◆ **Given task**
Read the data and repeat it in full, exactly.

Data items
** START **
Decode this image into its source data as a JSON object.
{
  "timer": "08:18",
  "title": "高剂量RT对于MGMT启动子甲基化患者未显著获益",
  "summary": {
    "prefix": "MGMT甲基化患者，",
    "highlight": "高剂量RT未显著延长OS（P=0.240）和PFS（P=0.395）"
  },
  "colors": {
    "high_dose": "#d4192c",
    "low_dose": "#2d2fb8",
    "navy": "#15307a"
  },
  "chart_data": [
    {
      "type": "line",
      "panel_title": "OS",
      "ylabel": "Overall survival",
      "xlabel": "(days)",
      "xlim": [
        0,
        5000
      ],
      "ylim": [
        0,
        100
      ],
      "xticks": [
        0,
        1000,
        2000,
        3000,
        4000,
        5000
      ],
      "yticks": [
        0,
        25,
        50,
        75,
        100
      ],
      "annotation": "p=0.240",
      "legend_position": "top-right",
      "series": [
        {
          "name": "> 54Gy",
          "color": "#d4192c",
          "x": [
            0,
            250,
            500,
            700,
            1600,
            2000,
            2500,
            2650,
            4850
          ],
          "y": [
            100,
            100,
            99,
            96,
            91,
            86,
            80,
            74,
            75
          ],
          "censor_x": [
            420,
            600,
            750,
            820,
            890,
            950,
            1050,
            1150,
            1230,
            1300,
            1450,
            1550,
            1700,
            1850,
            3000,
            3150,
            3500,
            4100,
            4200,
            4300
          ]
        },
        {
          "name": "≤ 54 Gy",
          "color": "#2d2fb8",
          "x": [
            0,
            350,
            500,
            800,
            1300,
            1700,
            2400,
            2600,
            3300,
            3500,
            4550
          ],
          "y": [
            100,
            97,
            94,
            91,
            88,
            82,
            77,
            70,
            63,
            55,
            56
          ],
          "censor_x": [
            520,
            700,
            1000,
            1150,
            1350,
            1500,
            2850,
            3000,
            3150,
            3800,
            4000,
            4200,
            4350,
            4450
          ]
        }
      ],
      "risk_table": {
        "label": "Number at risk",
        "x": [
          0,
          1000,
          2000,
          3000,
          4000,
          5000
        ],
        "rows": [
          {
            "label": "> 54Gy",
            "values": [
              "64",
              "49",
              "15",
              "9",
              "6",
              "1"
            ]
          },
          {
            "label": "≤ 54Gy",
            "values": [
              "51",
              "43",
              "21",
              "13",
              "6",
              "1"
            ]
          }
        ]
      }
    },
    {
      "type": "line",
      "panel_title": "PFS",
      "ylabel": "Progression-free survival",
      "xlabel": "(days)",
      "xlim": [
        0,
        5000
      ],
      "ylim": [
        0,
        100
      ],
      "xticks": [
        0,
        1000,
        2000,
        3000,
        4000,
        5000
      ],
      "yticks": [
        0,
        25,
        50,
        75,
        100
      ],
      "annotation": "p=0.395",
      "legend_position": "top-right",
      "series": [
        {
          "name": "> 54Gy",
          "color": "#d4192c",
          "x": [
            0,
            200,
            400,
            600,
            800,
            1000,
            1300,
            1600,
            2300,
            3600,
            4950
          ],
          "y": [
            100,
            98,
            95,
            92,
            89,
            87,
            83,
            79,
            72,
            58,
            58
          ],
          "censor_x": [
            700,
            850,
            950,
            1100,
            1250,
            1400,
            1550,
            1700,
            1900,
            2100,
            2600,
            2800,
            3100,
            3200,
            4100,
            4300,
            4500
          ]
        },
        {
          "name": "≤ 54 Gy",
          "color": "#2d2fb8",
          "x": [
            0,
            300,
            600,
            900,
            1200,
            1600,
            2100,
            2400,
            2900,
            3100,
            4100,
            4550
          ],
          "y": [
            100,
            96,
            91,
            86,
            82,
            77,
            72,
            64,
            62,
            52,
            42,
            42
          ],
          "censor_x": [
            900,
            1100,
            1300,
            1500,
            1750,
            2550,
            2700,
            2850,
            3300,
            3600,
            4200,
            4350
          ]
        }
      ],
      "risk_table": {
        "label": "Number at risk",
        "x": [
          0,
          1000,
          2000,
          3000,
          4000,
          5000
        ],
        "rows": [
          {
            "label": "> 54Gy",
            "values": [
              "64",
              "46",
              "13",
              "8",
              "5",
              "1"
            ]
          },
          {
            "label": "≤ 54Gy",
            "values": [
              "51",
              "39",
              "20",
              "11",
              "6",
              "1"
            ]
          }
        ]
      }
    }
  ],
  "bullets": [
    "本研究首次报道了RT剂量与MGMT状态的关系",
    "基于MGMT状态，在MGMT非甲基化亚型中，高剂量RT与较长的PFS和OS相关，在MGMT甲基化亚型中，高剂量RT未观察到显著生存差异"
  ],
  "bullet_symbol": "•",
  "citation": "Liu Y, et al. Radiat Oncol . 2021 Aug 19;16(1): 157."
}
** END **
◆ **Exercise response**
Decode this image into its source data as a JSON object.
{
  "timer": "08:18",
  "title": "高剂量RT对于MGMT启动子甲基化患者未显著获益",
  "summary": {
    "prefix": "MGMT甲基化患者，",
    "highlight": "高剂量RT未显著延长OS（P=0.240）和PFS（P=0.395）"
  },
  "colors": {
    "high_dose": "#d4192c",
    "low_dose": "#2d2fb8",
    "navy": "#15307a"
  },
  "chart_data": [
    {
      "type": "line",
      "panel_title": "OS",
      "ylabel": "Overall survival",
      "xlabel": "(days)",
      "xlim": [
        0,
        5000
      ],
      "ylim": [
        0,
        100
      ],
      "xticks": [
        0,
        1000,
        2000,
        3000,
        4000,
        5000
      ],
      "yticks": [
        0,
        25,
        50,
        75,
        100
      ],
      "annotation": "p=0.240",
      "legend_position": "top-right",
      "series": [
        {
          "name": "> 54Gy",
          "color": "#d4192c",
          "x": [
            0,
            250,
            500,
            700,
            1600,
            2000,
            2500,
            2650,
            4850
          ],
          "y": [
            100,
            100,
            99,
            96,
            91,
            86,
            80,
            74,
            75
          ],
          "censor_x": [
            420,
            600,
            750,
            820,
            890,
            950,
            1050,
            1150,
            1230,
            1300,
            1450,
            1550,
            1700,
            1850,
            3000,
            3150,
            3500,
            4100,
            4200,
            4300
          ]
        },
        {
          "name": "≤ 54 Gy",
          "color": "#2d2fb8",
          "x": [
            0,
            350,
            500,
            800,
            1300,
            1700,
            2400,
            2600,
            3300,
            3500,
            4550
          ],
          "y": [
            100,
            97,
            94,
            91,
            88,
            82,
            77,
            70,
            63,
            55,
            56
          ],
          "censor_x": [
            520,
            700,
            1000,
            1150,
            1350,
            1500,
            2850,
            3000,
            3150,
            3800,
            4000,
            4200,
            4350,
            4450
          ]
        }
      ],
      "risk_table": {
        "label": "Number at risk",
        "x": [
          0,
          1000,
          2000,
          3000,
          4000,
          5000
        ],
        "rows": [
          {
            "label": "> 54Gy",
            "values": [
              "64",
              "49",
              "15",
              "9",
              "6",
              "1"
            ]
          },
          {
            "label": "≤ 54Gy",
            "values": [
              "51",
              "43",
              "21",
              "13",
              "6",
              "1"
            ]
          }
        ]
      }
    },
    {
      "type": "line",
      "panel_title": "PFS",
      "ylabel": "Progression-free survival",
      "xlabel": "(days)",
      "xlim": [
        0,
        5000
      ],
      "ylim": [
        0,
        100
      ],
      "xticks": [
        0,
        1000,
        2000,
        3000,
        4000,
        5000
      ],
      "yticks": [
        0,
        25,
        50,
        75,
        100
      ],
      "annotation": "p=0.395",
      "legend_position": "top-right",
      "series": [
        {
          "name": "> 54Gy",
          "color": "#d4192c",
          "x": [
            0,
            200,
            400,
            600,
            800,
            1000,
            1300,
            1600,
            2300,
            3600,
            4950
          ],
          "y": [
            100,
            98,
            95,
            92,
            89,
            87,
            83,
            79,
            72,
            58,
            58
          ],
          "censor_x": [
            700,
            850,
            950,
            1100,
            1250,
            1400,
            1550,
            1700,
            1900,
            2100,
            2600,
            2800,
            3100,
            3200,
            4100,
            4300,
            4500
          ]
        },
        {
          "name": "≤ 54 Gy",
          "color": "#2d2fb8",
          "x": [
            0,
            300,
            600,
            900,
            1200,
            1600,
            2100,
            2400,
            2900,
            3100,
            4100,
            4550
          ],
          "y": [
            100,
            96,
            91,
            86,
            82,
            77,
            72,
            64,
            62,
            52,
            42,
            42
          ],
          "censor_x": [
            900,
            1100,
            1300,
            1500,
            1750,
            2550,
            2700,
            2850,
            3300,
            3600,
            4200,
            4350
          ]
        }
      ],
      "risk_table": {
        "label": "Number at risk",
        "x": [
          0,
          1000,
          2000,
          3000,
          4000,
          5000
        ],
        "rows": [
          {
            "label": "> 54Gy",
            "values": [
              "64",
              "46",
              "13",
              "8",
              "5",
              "1"
            ]
          },
          {
            "label": "≤ 54Gy",
            "values": [
              "51",
              "39",
              "20",
              "11",
              "6",
              "1"
            ]
          }
        ]
      }
    }
  ],
  "bullets": [
    "本研究首次报道了RT剂量与MGMT状态的关系",
    "基于MGMT状态，在MGMT非甲基化亚型中，高剂量RT与较长的PFS和OS相关，在MGMT甲基化亚型中，高剂量RT未观察到显著生存差异"
  ],
  "bullet_symbol": "•",
  "citation": "Liu Y, et al. Radiat Oncol . 2021 Aug 19;16(1): 157."
}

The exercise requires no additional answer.